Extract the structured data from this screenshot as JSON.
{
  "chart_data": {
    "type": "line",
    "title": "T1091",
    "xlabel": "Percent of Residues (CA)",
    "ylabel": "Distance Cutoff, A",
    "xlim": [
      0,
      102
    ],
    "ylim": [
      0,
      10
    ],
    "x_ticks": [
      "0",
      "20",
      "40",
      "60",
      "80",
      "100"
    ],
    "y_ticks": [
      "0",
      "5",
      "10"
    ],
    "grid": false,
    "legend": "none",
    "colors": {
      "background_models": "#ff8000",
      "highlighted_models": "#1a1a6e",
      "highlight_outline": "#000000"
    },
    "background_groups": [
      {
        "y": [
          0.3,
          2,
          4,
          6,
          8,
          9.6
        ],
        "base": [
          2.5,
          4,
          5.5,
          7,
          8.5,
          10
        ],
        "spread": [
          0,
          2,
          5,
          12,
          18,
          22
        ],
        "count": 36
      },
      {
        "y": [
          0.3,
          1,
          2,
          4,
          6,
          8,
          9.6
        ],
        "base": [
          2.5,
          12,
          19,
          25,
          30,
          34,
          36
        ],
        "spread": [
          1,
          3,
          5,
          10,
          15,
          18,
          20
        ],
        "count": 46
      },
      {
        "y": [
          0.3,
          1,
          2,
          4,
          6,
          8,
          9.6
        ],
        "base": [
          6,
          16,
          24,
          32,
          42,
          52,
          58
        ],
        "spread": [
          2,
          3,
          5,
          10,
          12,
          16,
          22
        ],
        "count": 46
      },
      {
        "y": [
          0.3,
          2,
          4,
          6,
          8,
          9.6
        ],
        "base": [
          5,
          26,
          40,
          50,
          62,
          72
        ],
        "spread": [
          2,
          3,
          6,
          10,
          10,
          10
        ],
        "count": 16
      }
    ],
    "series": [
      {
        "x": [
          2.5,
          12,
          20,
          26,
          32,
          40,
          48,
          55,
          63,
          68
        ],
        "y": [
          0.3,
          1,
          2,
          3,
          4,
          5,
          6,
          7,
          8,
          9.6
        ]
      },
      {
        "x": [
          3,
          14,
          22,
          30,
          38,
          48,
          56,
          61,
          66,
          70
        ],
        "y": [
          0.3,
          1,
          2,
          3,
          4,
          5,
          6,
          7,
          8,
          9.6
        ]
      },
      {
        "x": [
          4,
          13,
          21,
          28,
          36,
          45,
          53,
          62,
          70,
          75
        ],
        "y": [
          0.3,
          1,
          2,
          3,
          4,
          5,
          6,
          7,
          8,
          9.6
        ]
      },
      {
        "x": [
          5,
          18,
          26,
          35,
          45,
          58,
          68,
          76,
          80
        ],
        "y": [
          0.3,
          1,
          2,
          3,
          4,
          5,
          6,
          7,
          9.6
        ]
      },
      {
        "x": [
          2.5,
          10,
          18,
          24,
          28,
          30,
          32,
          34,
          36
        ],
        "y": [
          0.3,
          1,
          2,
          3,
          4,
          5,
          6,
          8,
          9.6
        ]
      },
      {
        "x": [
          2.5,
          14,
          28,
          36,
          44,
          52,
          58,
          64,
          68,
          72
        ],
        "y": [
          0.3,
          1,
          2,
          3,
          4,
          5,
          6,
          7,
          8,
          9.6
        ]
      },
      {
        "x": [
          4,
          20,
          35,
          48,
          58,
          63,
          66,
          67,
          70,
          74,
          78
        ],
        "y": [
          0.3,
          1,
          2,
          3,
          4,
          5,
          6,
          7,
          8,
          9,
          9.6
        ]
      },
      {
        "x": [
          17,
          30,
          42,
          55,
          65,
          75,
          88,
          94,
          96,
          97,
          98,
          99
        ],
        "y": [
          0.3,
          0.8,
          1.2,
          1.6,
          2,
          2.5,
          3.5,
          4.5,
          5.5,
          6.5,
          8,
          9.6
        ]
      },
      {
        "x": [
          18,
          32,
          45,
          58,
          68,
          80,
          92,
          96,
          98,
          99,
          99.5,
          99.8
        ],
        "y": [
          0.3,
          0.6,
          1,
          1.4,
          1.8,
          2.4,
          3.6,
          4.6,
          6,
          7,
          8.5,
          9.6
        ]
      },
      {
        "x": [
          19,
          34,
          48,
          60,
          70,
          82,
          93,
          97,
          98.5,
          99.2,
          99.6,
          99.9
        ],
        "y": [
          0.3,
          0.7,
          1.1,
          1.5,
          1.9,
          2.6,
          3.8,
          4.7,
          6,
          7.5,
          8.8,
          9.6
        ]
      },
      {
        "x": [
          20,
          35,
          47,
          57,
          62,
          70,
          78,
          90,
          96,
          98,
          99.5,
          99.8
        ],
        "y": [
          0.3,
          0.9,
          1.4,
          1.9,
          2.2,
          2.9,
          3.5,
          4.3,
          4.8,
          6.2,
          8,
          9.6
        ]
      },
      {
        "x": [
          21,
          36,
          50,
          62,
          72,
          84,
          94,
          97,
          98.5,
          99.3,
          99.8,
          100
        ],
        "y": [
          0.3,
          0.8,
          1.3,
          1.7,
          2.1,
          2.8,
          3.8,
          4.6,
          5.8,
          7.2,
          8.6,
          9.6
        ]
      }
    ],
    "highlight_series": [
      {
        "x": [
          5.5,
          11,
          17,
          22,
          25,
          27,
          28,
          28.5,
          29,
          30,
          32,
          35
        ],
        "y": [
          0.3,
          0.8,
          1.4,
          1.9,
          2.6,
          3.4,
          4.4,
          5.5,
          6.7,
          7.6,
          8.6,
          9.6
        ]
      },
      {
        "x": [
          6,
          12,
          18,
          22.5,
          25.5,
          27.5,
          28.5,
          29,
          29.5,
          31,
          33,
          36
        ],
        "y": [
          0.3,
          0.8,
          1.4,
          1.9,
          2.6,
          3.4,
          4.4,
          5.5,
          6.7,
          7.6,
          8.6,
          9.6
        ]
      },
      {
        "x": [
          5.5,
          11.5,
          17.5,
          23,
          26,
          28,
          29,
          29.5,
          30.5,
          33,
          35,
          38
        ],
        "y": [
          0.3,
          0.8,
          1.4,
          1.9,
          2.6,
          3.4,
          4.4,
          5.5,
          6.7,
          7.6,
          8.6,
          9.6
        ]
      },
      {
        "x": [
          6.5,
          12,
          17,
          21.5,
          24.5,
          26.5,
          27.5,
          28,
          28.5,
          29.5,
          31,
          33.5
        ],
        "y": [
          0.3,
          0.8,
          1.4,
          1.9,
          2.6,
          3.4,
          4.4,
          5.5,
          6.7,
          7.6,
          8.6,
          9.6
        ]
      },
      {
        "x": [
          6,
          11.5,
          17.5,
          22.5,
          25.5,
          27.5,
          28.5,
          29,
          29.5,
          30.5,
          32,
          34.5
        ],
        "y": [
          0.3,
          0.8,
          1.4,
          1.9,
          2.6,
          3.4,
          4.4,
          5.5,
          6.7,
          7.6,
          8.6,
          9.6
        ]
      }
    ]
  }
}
------------
Job:
Write out the listing once more, matching it exactly.

Task result:
Extract the structured data from this screenshot as JSON.
{
  "chart_data": {
    "type": "line",
    "title": "T1091",
    "xlabel": "Percent of Residues (CA)",
    "ylabel": "Distance Cutoff, A",
    "xlim": [
      0,
      102
    ],
    "ylim": [
      0,
      10
    ],
    "x_ticks": [
      "0",
      "20",
      "40",
      "60",
      "80",
      "100"
    ],
    "y_ticks": [
      "0",
      "5",
      "10"
    ],
    "grid": false,
    "legend": "none",
    "colors": {
      "background_models": "#ff8000",
      "highlighted_models": "#1a1a6e",
      "highlight_outline": "#000000"
    },
    "background_groups": [
      {
        "y": [
          0.3,
          2,
          4,
          6,
          8,
          9.6
        ],
        "base": [
          2.5,
          4,
          5.5,
          7,
          8.5,
          10
        ],
        "spread": [
          0,
          2,
          5,
          12,
          18,
          22
        ],
        "count": 36
      },
      {
        "y": [
          0.3,
          1,
          2,
          4,
          6,
          8,
          9.6
        ],
        "base": [
          2.5,
          12,
          19,
          25,
          30,
          34,
          36
        ],
        "spread": [
          1,
          3,
          5,
          10,
          15,
          18,
          20
        ],
        "count": 46
      },
      {
        "y": [
          0.3,
          1,
          2,
          4,
          6,
          8,
          9.6
        ],
        "base": [
          6,
          16,
          24,
          32,
          42,
          52,
          58
        ],
        "spread": [
          2,
          3,
          5,
          10,
          12,
          16,
          22
        ],
        "count": 46
      },
      {
        "y": [
          0.3,
          2,
          4,
          6,
          8,
          9.6
        ],
        "base": [
          5,
          26,
          40,
          50,
          62,
          72
        ],
        "spread": [
          2,
          3,
          6,
          10,
          10,
          10
        ],
        "count": 16
      }
    ],
    "series": [
      {
        "x": [
          2.5,
          12,
          20,
          26,
          32,
          40,
          48,
          55,
          63,
          68
        ],
        "y": [
          0.3,
          1,
          2,
          3,
          4,
          5,
          6,
          7,
          8,
          9.6
        ]
      },
      {
        "x": [
          3,
          14,
          22,
          30,
          38,
          48,
          56,
          61,
          66,
          70
        ],
        "y": [
          0.3,
          1,
          2,
          3,
          4,
          5,
          6,
          7,
          8,
          9.6
        ]
      },
      {
        "x": [
          4,
          13,
          21,
          28,
          36,
          45,
          53,
          62,
          70,
          75
        ],
        "y": [
          0.3,
          1,
          2,
          3,
          4,
          5,
          6,
          7,
          8,
          9.6
        ]
      },
      {
        "x": [
          5,
          18,
          26,
          35,
          45,
          58,
          68,
          76,
          80
        ],
        "y": [
          0.3,
          1,
          2,
          3,
          4,
          5,
          6,
          7,
          9.6
        ]
      },
      {
        "x": [
          2.5,
          10,
          18,
          24,
          28,
          30,
          32,
          34,
          36
        ],
        "y": [
          0.3,
          1,
          2,
          3,
          4,
          5,
          6,
          8,
          9.6
        ]
      },
      {
        "x": [
          2.5,
          14,
          28,
          36,
          44,
          52,
          58,
          64,
          68,
          72
        ],
        "y": [
          0.3,
          1,
          2,
          3,
          4,
          5,
          6,
          7,
          8,
          9.6
        ]
      },
      {
        "x": [
          4,
          20,
          35,
          48,
          58,
          63,
          66,
          67,
          70,
          74,
          78
        ],
        "y": [
          0.3,
          1,
          2,
          3,
          4,
          5,
          6,
          7,
          8,
          9,
          9.6
        ]
      },
      {
        "x": [
          17,
          30,
          42,
          55,
          65,
          75,
          88,
          94,
          96,
          97,
          98,
          99
        ],
        "y": [
          0.3,
          0.8,
          1.2,
          1.6,
          2,
          2.5,
          3.5,
          4.5,
          5.5,
          6.5,
          8,
          9.6
        ]
      },
      {
        "x": [
          18,
          32,
          45,
          58,
          68,
          80,
          92,
          96,
          98,
          99,
          99.5,
          99.8
        ],
        "y": [
          0.3,
          0.6,
          1,
          1.4,
          1.8,
          2.4,
          3.6,
          4.6,
          6,
          7,
          8.5,
          9.6
        ]
      },
      {
        "x": [
          19,
          34,
          48,
          60,
          70,
          82,
          93,
          97,
          98.5,
          99.2,
          99.6,
          99.9
        ],
        "y": [
          0.3,
          0.7,
          1.1,
          1.5,
          1.9,
          2.6,
          3.8,
          4.7,
          6,
          7.5,
          8.8,
          9.6
        ]
      },
      {
        "x": [
          20,
          35,
          47,
          57,
          62,
          70,
          78,
          90,
          96,
          98,
          99.5,
          99.8
        ],
        "y": [
          0.3,
          0.9,
          1.4,
          1.9,
          2.2,
          2.9,
          3.5,
          4.3,
          4.8,
          6.2,
          8,
          9.6
        ]
      },
      {
        "x": [
          21,
          36,
          50,
          62,
          72,
          84,
          94,
          97,
          98.5,
          99.3,
          99.8,
          100
        ],
        "y": [
          0.3,
          0.8,
          1.3,
          1.7,
          2.1,
          2.8,
          3.8,
          4.6,
          5.8,
          7.2,
          8.6,
          9.6
        ]
      }
    ],
    "highlight_series": [
      {
        "x": [
          5.5,
          11,
          17,
          22,
          25,
          27,
          28,
          28.5,
          29,
          30,
          32,
          35
        ],
        "y": [
          0.3,
          0.8,
          1.4,
          1.9,
          2.6,
          3.4,
          4.4,
          5.5,
          6.7,
          7.6,
          8.6,
          9.6
        ]
      },
      {
        "x": [
          6,
          12,
          18,
          22.5,
          25.5,
          27.5,
          28.5,
          29,
          29.5,
          31,
          33,
          36
        ],
        "y": [
          0.3,
          0.8,
          1.4,
          1.9,
          2.6,
          3.4,
          4.4,
          5.5,
          6.7,
          7.6,
          8.6,
          9.6
        ]
      },
      {
        "x": [
          5.5,
          11.5,
          17.5,
          23,
          26,
          28,
          29,
          29.5,
          30.5,
          33,
          35,
          38
        ],
        "y": [
          0.3,
          0.8,
          1.4,
          1.9,
          2.6,
          3.4,
          4.4,
          5.5,
          6.7,
          7.6,
          8.6,
          9.6
        ]
      },
      {
        "x": [
          6.5,
          12,
          17,
          21.5,
          24.5,
          26.5,
          27.5,
          28,
          28.5,
          29.5,
          31,
          33.5
        ],
        "y": [
          0.3,
          0.8,
          1.4,
          1.9,
          2.6,
          3.4,
          4.4,
          5.5,
          6.7,
          7.6,
          8.6,
          9.6
        ]
      },
      {
        "x": [
          6,
          11.5,
          17.5,
          22.5,
          25.5,
          27.5,
          28.5,
          29,
          29.5,
          30.5,
          32,
          34.5
        ],
        "y": [
          0.3,
          0.8,
          1.4,
          1.9,
          2.6,
          3.4,
          4.4,
          5.5,
          6.7,
          7.6,
          8.6,
          9.6
        ]
      }
    ]
  }
}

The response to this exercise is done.